### EXERCISE MATERIAL

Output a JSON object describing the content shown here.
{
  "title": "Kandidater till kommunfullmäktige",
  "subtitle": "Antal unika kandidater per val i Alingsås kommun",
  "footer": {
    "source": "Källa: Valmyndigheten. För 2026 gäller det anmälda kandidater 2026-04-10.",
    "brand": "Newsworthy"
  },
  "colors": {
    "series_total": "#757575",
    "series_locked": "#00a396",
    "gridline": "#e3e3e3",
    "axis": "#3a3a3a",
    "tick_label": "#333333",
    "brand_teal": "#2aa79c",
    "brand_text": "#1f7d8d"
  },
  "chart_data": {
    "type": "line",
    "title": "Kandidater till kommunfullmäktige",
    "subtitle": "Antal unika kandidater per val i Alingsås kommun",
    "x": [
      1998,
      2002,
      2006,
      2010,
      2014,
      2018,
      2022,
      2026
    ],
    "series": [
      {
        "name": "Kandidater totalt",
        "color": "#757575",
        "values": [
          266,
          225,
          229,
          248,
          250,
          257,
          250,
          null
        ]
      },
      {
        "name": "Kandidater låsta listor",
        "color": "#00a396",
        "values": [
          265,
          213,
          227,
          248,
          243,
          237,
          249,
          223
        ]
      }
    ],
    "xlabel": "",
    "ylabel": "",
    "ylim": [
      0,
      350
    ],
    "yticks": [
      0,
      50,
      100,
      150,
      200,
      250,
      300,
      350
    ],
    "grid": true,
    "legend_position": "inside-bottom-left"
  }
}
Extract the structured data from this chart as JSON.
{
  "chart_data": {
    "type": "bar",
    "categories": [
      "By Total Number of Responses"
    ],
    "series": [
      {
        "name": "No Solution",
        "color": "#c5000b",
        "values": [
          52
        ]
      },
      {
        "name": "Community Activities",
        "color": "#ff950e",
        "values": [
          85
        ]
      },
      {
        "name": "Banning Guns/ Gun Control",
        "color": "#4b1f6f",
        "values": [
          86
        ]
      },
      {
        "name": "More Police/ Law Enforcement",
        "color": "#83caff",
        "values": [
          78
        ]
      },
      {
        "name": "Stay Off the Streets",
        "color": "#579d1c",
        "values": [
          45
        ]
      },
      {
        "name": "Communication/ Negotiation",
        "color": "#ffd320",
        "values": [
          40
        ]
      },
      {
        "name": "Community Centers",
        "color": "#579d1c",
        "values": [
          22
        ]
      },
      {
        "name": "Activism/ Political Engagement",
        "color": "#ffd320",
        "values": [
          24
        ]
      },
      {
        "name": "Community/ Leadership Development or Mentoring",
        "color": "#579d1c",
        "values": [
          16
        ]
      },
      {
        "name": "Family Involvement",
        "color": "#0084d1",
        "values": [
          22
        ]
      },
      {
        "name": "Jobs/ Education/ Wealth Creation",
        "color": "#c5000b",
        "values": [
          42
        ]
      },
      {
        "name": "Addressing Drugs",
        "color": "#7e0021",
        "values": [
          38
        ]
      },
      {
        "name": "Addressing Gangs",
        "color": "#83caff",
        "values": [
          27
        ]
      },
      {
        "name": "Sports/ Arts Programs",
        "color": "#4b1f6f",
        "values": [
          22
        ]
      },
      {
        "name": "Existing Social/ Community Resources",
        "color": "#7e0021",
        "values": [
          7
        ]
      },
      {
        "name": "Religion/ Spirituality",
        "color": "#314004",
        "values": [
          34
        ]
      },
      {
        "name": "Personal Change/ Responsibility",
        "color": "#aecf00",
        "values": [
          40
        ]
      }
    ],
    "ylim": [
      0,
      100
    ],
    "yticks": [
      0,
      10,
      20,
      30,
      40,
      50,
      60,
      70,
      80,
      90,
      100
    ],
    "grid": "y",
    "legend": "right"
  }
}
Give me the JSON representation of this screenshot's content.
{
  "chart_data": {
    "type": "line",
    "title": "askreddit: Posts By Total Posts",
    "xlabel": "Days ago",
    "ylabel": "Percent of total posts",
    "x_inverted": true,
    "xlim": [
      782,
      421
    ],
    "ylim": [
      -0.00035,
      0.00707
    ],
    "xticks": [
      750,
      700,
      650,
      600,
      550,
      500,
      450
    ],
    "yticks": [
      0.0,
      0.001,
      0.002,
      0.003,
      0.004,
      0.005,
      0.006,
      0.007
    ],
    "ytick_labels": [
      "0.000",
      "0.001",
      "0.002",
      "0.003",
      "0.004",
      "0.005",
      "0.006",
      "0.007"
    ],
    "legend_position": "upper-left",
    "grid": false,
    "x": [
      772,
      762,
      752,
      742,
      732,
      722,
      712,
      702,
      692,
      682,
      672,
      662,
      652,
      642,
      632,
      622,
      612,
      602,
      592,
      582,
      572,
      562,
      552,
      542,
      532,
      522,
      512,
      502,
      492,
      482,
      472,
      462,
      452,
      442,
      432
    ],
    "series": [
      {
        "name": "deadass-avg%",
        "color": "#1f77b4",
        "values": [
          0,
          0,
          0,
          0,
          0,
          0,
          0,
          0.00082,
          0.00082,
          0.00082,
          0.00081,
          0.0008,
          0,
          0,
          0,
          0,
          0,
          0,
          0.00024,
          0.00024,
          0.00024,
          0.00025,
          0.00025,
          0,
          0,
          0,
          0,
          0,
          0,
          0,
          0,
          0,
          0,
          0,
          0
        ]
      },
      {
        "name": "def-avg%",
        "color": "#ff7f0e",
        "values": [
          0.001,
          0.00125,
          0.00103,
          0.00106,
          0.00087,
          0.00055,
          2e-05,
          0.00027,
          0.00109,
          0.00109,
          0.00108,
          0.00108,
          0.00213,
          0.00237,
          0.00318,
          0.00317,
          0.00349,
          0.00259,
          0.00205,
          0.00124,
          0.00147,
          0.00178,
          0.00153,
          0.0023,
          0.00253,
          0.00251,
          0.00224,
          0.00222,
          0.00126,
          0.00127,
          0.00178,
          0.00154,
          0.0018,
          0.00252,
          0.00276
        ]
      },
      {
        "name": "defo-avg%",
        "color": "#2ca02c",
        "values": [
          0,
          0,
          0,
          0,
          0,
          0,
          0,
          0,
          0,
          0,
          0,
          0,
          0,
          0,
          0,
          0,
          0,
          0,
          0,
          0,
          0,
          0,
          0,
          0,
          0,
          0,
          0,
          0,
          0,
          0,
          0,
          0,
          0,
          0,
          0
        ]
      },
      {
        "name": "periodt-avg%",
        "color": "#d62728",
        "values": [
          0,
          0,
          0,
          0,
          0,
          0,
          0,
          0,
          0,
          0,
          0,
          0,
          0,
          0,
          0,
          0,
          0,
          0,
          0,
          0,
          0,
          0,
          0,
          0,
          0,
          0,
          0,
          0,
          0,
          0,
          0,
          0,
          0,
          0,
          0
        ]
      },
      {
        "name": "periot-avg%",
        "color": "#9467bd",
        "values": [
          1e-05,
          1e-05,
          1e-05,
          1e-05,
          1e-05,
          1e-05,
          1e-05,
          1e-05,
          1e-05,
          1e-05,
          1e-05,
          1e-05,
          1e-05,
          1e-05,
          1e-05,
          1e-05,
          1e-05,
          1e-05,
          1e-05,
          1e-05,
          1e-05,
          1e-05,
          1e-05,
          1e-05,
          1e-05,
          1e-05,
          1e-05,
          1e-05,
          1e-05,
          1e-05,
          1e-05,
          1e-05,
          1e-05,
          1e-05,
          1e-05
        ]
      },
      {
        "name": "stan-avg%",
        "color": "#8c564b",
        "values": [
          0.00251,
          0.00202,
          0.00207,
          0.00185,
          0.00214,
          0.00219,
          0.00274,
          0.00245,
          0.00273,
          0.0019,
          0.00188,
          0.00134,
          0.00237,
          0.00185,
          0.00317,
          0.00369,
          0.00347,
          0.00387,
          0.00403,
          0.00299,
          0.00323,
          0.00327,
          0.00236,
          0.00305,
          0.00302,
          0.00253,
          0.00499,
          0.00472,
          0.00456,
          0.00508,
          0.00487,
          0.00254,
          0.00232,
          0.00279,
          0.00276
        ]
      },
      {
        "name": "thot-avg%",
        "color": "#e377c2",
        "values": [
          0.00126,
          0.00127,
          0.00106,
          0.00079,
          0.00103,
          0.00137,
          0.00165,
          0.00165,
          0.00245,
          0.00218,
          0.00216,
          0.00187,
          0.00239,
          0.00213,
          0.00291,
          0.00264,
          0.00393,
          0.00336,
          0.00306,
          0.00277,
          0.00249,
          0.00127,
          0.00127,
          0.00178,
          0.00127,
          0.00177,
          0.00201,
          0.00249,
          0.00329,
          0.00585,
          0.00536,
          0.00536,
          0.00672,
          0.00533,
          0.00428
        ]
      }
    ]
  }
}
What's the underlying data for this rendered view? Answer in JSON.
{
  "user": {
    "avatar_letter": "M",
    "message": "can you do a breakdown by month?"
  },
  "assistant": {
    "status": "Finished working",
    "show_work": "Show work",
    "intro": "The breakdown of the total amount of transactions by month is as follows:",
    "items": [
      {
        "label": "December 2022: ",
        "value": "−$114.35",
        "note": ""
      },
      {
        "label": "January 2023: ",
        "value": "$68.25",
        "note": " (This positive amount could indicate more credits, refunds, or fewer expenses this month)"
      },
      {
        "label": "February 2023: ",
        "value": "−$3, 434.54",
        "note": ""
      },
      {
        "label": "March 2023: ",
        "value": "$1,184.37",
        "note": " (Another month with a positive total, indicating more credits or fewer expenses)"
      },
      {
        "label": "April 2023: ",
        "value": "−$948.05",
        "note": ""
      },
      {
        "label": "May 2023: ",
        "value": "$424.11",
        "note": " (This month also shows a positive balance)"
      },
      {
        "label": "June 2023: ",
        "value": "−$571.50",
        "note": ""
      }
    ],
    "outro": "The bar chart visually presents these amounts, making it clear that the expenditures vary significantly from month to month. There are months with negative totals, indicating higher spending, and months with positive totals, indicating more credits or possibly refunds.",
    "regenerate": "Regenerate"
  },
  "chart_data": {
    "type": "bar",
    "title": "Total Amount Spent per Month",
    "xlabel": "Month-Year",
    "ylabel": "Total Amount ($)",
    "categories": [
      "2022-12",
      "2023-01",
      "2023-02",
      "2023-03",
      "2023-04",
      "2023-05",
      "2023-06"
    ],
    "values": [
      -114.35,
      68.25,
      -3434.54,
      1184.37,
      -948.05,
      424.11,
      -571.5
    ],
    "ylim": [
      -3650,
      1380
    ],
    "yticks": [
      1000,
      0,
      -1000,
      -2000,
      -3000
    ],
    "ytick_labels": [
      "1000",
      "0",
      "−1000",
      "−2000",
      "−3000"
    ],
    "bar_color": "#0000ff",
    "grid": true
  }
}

######

> _DIRECTION_: Every line that holds the string "breakdown" should be returned.

> _FULL SOLUTION_:
    "message": "can you do a breakdown by month?"
    "intro": "The breakdown of the total amount of transactions by month is as follows:",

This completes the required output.